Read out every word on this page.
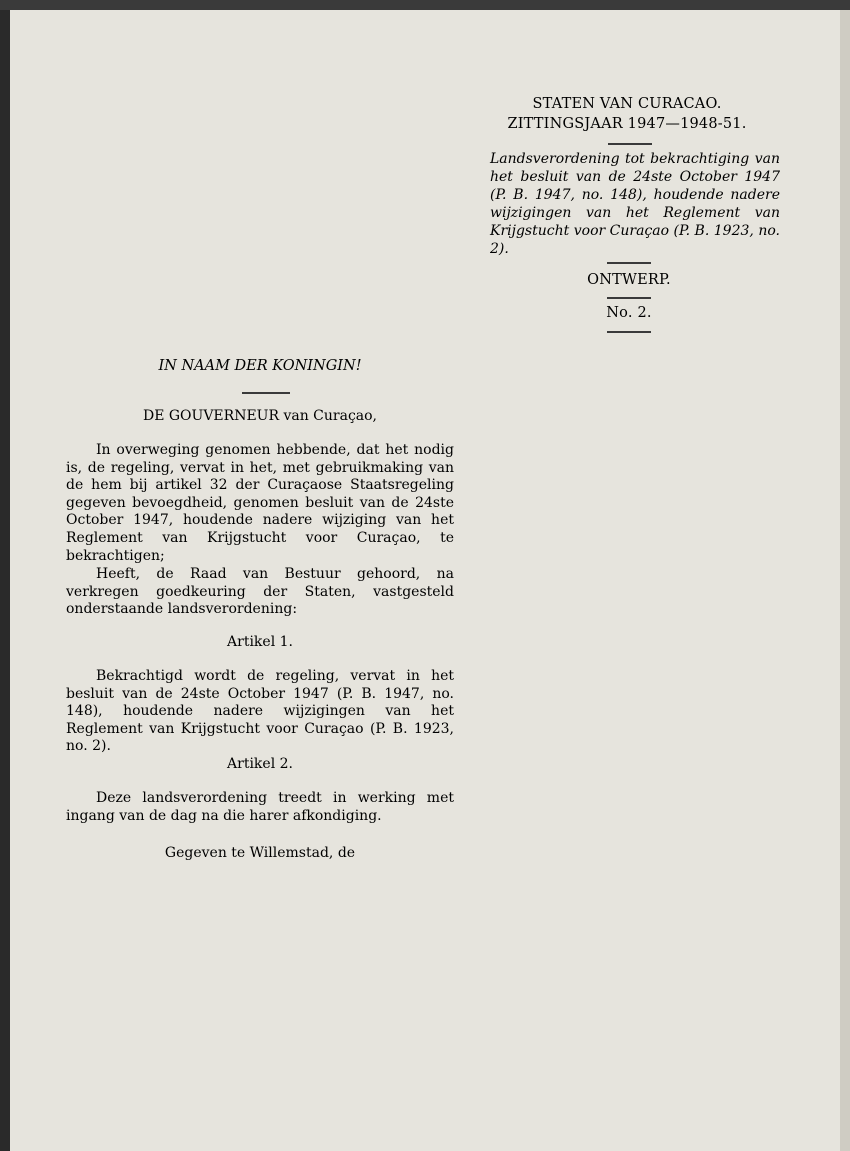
STATEN VAN CURACAO.
ZITTINGSJAAR 1947—1948-51.
Landsverordening tot bekrachtiging van het besluit van de 24ste October 1947 (P. B. 1947, no. 148), houdende nadere wijzigingen van het Reglement van Krijgstucht voor Curaçao (P. B. 1923, no. 2).
ONTWERP.
No. 2.
IN NAAM DER KONINGIN!
DE GOUVERNEUR van Curaçao,
In overweging genomen hebbende, dat het nodig is, de regeling, vervat in het, met gebruikmaking van de hem bij artikel 32 der Curaçaose Staatsregeling gegeven bevoegdheid, genomen besluit van de 24ste October 1947, houdende nadere wijziging van het Reglement van Krijgstucht voor Curaçao, te bekrachtigen;
Heeft, de Raad van Bestuur gehoord, na verkregen goedkeuring der Staten, vastgesteld onderstaande landsverordening:
Artikel 1.
Bekrachtigd wordt de regeling, vervat in het besluit van de 24ste October 1947 (P. B. 1947, no. 148), houdende nadere wijzigingen van het Reglement van Krijgstucht voor Curaçao (P. B. 1923, no. 2).
Artikel 2.
Deze landsverordening treedt in werking met ingang van de dag na die harer afkondiging.
Gegeven te Willemstad, de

---+---

### PROBLEM REQUIREMENTS
Nothing but a number should be given: the count of lines above that include the string "vervat".

### TASK RESPONSE
2